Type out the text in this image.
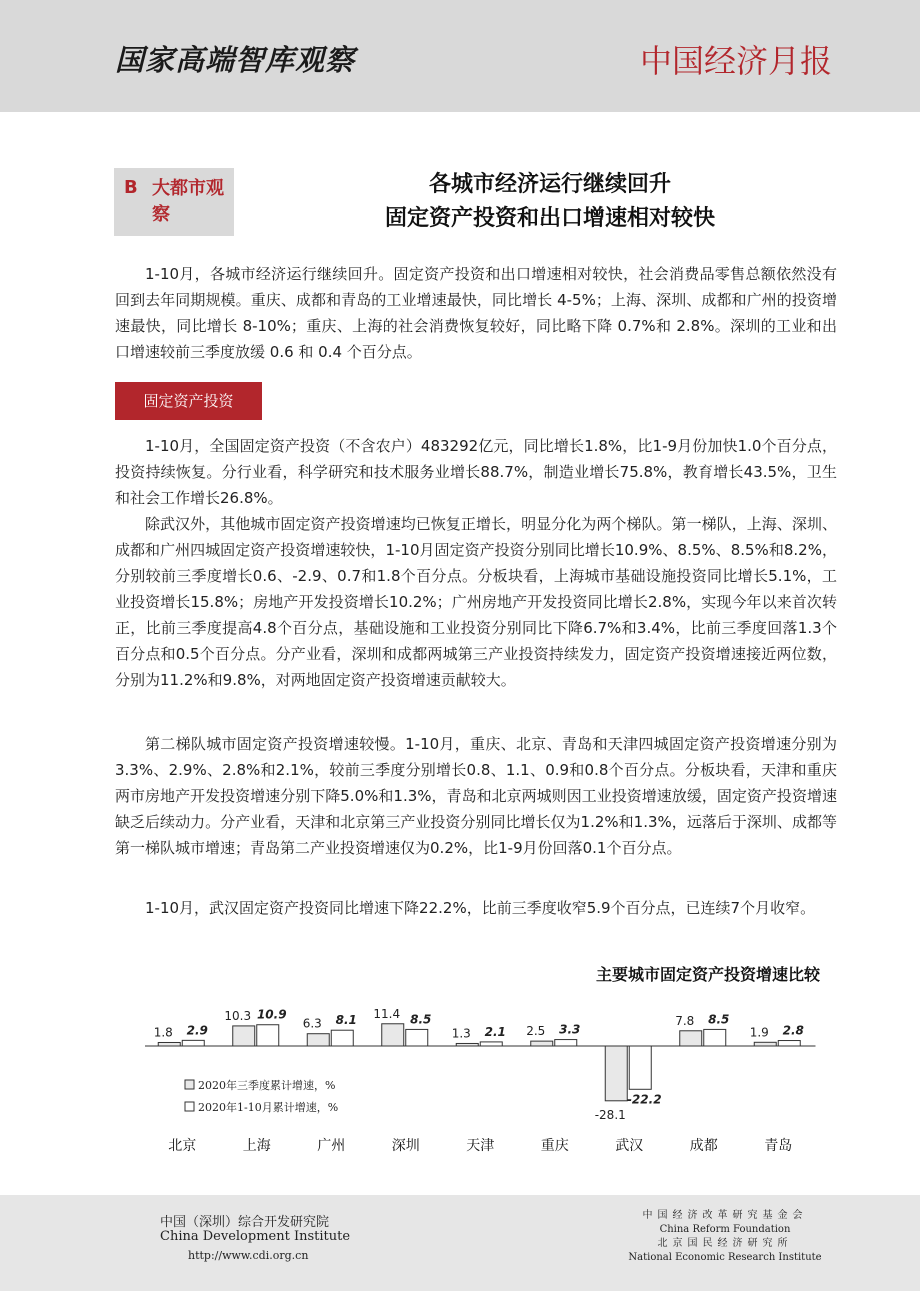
国家高端智库观察	中国经济月报
B 大都市观察
各城市经济运行继续回升
固定资产投资和出口增速相对较快

1-10月，各城市经济运行继续回升。固定资产投资和出口增速相对较快，社会消费品零售总额依然没有回到去年同期规模。重庆、成都和青岛的工业增速最快，同比增长 4-5%；上海、深圳、成都和广州的投资增速最快，同比增长 8-10%；重庆、上海的社会消费恢复较好，同比略下降 0.7%和 2.8%。深圳的工业和出口增速较前三季度放缓 0.6 和 0.4 个百分点。

固定资产投资

1-10月，全国固定资产投资（不含农户）483292亿元，同比增长1.8%，比1-9月份加快1.0个百分点，投资持续恢复。分行业看，科学研究和技术服务业增长88.7%，制造业增长75.8%，教育增长43.5%，卫生和社会工作增长26.8%。

除武汉外，其他城市固定资产投资增速均已恢复正增长，明显分化为两个梯队。第一梯队，上海、深圳、成都和广州四城固定资产投资增速较快，1-10月固定资产投资分别同比增长10.9%、8.5%、8.5%和8.2%，分别较前三季度增长0.6、-2.9、0.7和1.8个百分点。分板块看，上海城市基础设施投资同比增长5.1%，工业投资增长15.8%；房地产开发投资增长10.2%；广州房地产开发投资同比增长2.8%，实现今年以来首次转正，比前三季度提高4.8个百分点，基础设施和工业投资分别同比下降6.7%和3.4%，比前三季度回落1.3个百分点和0.5个百分点。分产业看，深圳和成都两城第三产业投资持续发力，固定资产投资增速接近两位数，分别为11.2%和9.8%，对两地固定资产投资增速贡献较大。

第二梯队城市固定资产投资增速较慢。1-10月，重庆、北京、青岛和天津四城固定资产投资增速分别为3.3%、2.9%、2.8%和2.1%，较前三季度分别增长0.8、1.1、0.9和0.8个百分点。分板块看，天津和重庆两市房地产开发投资增速分别下降5.0%和1.3%，青岛和北京两城则因工业投资增速放缓，固定资产投资增速缺乏后续动力。分产业看，天津和北京第三产业投资分别同比增长仅为1.2%和1.3%，远落后于深圳、成都等第一梯队城市增速；青岛第二产业投资增速仅为0.2%，比1-9月份回落0.1个百分点。

1-10月，武汉固定资产投资同比增速下降22.2%，比前三季度收窄5.9个百分点，已连续7个月收窄。

主要城市固定资产投资增速比较
1.8 2.9
北京
10.3 10.9
上海
6.3 8.1
广州
11.4 8.5
深圳
1.3 2.1
天津
2.5 3.3
重庆
-28.1
-22.2
武汉
7.8 8.5
成都
1.9 2.8
青岛
2020年三季度累计增速，%
2020年1-10月累计增速，%
中国（深圳）综合开发研究院
China Development Institute
http://www.cdi.org.cn
中国经济改革研究基金会
China Reform Foundation
北京国民经济研究所
National Economic Research Institute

──────

What needs to be done:
Your task is to transcribe all of the records precisely, with no images included.

Written reply:
Type out the text in this image.
国家高端智库观察	中国经济月报
B 大都市观察
各城市经济运行继续回升
固定资产投资和出口增速相对较快

1-10月，各城市经济运行继续回升。固定资产投资和出口增速相对较快，社会消费品零售总额依然没有回到去年同期规模。重庆、成都和青岛的工业增速最快，同比增长 4-5%；上海、深圳、成都和广州的投资增速最快，同比增长 8-10%；重庆、上海的社会消费恢复较好，同比略下降 0.7%和 2.8%。深圳的工业和出口增速较前三季度放缓 0.6 和 0.4 个百分点。

固定资产投资

1-10月，全国固定资产投资（不含农户）483292亿元，同比增长1.8%，比1-9月份加快1.0个百分点，投资持续恢复。分行业看，科学研究和技术服务业增长88.7%，制造业增长75.8%，教育增长43.5%，卫生和社会工作增长26.8%。

除武汉外，其他城市固定资产投资增速均已恢复正增长，明显分化为两个梯队。第一梯队，上海、深圳、成都和广州四城固定资产投资增速较快，1-10月固定资产投资分别同比增长10.9%、8.5%、8.5%和8.2%，分别较前三季度增长0.6、-2.9、0.7和1.8个百分点。分板块看，上海城市基础设施投资同比增长5.1%，工业投资增长15.8%；房地产开发投资增长10.2%；广州房地产开发投资同比增长2.8%，实现今年以来首次转正，比前三季度提高4.8个百分点，基础设施和工业投资分别同比下降6.7%和3.4%，比前三季度回落1.3个百分点和0.5个百分点。分产业看，深圳和成都两城第三产业投资持续发力，固定资产投资增速接近两位数，分别为11.2%和9.8%，对两地固定资产投资增速贡献较大。

第二梯队城市固定资产投资增速较慢。1-10月，重庆、北京、青岛和天津四城固定资产投资增速分别为3.3%、2.9%、2.8%和2.1%，较前三季度分别增长0.8、1.1、0.9和0.8个百分点。分板块看，天津和重庆两市房地产开发投资增速分别下降5.0%和1.3%，青岛和北京两城则因工业投资增速放缓，固定资产投资增速缺乏后续动力。分产业看，天津和北京第三产业投资分别同比增长仅为1.2%和1.3%，远落后于深圳、成都等第一梯队城市增速；青岛第二产业投资增速仅为0.2%，比1-9月份回落0.1个百分点。

1-10月，武汉固定资产投资同比增速下降22.2%，比前三季度收窄5.9个百分点，已连续7个月收窄。

主要城市固定资产投资增速比较
1.8 2.9
北京
10.3 10.9
上海
6.3 8.1
广州
11.4 8.5
深圳
1.3 2.1
天津
2.5 3.3
重庆
-28.1
-22.2
武汉
7.8 8.5
成都
1.9 2.8
青岛
2020年三季度累计增速，%
2020年1-10月累计增速，%
中国（深圳）综合开发研究院
China Development Institute
http://www.cdi.org.cn
中国经济改革研究基金会
China Reform Foundation
北京国民经济研究所
National Economic Research Institute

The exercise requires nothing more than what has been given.